Soccer in Australia
- Season: 1968

Men's soccer
- Australia Cup: Sydney Hakoah

= 1968 in Australian soccer =

The 1968 season was the seventh season of national competitive soccer in Australia and 85th overall.

==National teams==

===Australia national soccer team===

====Results and fixtures====

=====Friendlies=====
30 March 1968
AUS 2-2 JPN
  AUS: McColl 47', Blue 84'
  JPN: Kamamoto 18', 65'
31 March 1968
AUS 3-1 JPN
  AUS: Scheinflug 33', Vojtek 42', Baartz 89'
  JPN: Kuwahara 31'
4 April 1968
AUS 1-3 JPN
  AUS: McColl 70'
  JPN: Sugiyama 82', Kamamoto 85', 89'

==Cup competitions==

===Australia Cup===

The competition began on 29 March 1968. Nineteen clubs had entered the competition with the final two clubs Sydney Hakoah and Melbourne Hakoah qualifying for the Final. Sydney Hakoah won 6–1 on aggregate over Melbourne Hakoah.

Bounding box annotations:
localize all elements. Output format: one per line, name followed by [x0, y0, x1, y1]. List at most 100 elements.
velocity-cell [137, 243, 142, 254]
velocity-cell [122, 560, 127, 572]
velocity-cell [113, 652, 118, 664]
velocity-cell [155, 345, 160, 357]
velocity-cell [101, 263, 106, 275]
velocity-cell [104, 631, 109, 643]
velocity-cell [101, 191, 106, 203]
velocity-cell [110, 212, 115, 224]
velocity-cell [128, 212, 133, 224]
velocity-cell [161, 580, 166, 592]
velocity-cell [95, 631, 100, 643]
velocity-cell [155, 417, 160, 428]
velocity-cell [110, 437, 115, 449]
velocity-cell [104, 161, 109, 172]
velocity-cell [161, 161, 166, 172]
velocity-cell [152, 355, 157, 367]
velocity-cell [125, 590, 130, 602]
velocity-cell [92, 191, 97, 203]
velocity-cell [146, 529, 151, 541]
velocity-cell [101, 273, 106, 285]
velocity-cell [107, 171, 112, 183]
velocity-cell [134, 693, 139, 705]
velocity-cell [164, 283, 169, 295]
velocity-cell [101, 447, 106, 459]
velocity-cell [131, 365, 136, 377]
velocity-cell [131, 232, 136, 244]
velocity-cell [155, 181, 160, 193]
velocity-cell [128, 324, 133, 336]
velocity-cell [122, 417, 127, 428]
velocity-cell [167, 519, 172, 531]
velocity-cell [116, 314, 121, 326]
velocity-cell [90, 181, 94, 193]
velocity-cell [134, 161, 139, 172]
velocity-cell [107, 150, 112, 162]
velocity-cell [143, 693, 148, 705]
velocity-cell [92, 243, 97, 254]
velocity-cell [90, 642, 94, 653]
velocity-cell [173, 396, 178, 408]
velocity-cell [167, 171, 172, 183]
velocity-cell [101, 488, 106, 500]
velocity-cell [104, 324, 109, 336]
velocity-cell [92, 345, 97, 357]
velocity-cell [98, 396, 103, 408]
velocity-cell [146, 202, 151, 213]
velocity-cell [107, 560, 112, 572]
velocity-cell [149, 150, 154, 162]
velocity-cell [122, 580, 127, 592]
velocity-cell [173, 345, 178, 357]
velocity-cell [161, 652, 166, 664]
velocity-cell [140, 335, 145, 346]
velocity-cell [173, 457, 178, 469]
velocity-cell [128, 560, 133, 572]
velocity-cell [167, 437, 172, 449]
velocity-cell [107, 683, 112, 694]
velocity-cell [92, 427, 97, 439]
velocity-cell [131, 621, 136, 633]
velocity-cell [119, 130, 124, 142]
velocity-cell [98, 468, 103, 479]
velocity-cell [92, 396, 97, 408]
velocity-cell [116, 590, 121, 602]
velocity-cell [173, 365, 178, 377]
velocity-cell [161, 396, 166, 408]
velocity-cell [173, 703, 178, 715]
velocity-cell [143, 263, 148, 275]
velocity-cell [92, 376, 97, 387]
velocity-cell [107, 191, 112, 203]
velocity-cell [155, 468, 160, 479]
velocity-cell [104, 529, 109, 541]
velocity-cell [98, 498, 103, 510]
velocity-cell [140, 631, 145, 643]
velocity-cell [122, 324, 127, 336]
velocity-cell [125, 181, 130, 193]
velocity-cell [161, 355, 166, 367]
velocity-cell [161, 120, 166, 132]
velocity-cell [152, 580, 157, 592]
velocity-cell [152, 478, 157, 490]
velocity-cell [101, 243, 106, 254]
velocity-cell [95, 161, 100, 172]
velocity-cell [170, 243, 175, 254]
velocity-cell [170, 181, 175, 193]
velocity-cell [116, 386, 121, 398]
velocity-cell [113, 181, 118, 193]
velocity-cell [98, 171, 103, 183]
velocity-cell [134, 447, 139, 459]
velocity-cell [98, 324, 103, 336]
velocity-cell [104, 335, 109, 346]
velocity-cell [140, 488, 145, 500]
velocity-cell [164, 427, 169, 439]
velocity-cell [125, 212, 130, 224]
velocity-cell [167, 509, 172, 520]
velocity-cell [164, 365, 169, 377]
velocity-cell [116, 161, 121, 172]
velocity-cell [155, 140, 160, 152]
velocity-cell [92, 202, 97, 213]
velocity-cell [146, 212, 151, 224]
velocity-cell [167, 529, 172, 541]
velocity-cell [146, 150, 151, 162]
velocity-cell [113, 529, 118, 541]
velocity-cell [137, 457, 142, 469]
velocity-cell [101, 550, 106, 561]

---

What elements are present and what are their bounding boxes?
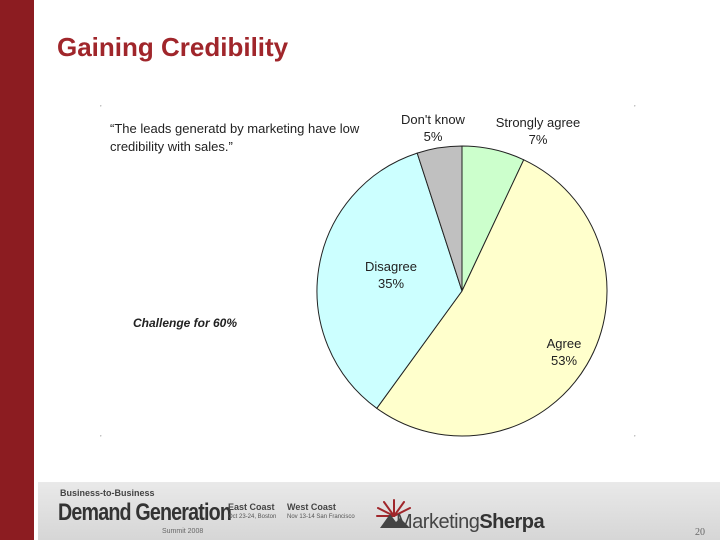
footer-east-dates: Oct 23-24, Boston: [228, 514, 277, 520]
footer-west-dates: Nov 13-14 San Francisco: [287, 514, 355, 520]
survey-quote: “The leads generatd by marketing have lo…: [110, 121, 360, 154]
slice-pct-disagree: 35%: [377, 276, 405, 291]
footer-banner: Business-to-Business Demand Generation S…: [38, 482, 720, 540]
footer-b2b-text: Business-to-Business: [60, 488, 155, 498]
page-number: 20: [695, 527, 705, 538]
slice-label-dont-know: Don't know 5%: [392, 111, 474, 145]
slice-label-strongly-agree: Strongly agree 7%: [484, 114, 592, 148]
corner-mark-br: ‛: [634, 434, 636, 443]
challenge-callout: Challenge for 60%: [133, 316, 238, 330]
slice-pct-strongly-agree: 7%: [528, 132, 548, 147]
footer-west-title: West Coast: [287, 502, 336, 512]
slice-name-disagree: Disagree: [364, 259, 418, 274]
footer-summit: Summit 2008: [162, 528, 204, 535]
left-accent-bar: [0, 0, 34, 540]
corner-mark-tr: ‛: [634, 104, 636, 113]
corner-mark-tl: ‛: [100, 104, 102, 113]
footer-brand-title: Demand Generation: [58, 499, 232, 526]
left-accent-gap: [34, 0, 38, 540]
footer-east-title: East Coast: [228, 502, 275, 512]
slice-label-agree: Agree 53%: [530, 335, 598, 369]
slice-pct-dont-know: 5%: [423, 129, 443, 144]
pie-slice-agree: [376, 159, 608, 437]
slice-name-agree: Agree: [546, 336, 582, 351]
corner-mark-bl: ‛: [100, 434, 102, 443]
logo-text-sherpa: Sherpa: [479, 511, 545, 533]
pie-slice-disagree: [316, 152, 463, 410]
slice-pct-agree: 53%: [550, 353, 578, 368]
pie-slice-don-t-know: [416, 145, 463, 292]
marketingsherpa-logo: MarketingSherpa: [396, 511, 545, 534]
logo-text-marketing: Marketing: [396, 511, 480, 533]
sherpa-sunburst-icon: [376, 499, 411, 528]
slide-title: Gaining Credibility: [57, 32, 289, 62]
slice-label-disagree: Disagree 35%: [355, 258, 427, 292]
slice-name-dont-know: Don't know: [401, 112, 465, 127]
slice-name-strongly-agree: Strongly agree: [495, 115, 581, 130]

■ **GIVEN EXERCISE A**: In the 1968 Australian soccer page, reproduce the part that opens with the words containing "Men's soccer" and closes with "and 85th overall.".
■ **GIVEN EXERCISE B**:
Answer these from the 1968 Australian soccer page:
(i) Which season of national competitive soccer in Australia was 1968?
(ii) What was the score of the 31 March 1968 match between Australia and Japan?
(iii) How many clubs entered the Australia Cup?

■ **ANSWER A**:
Men's soccer
- Australia Cup: Sydney Hakoah

= 1968 in Australian soccer =

The 1968 season was the seventh season of national competitive soccer in Australia and 85th overall.

■ **ANSWER B**:
(i) The seventh
(ii) Australia 3, Japan 1
(iii) Nineteen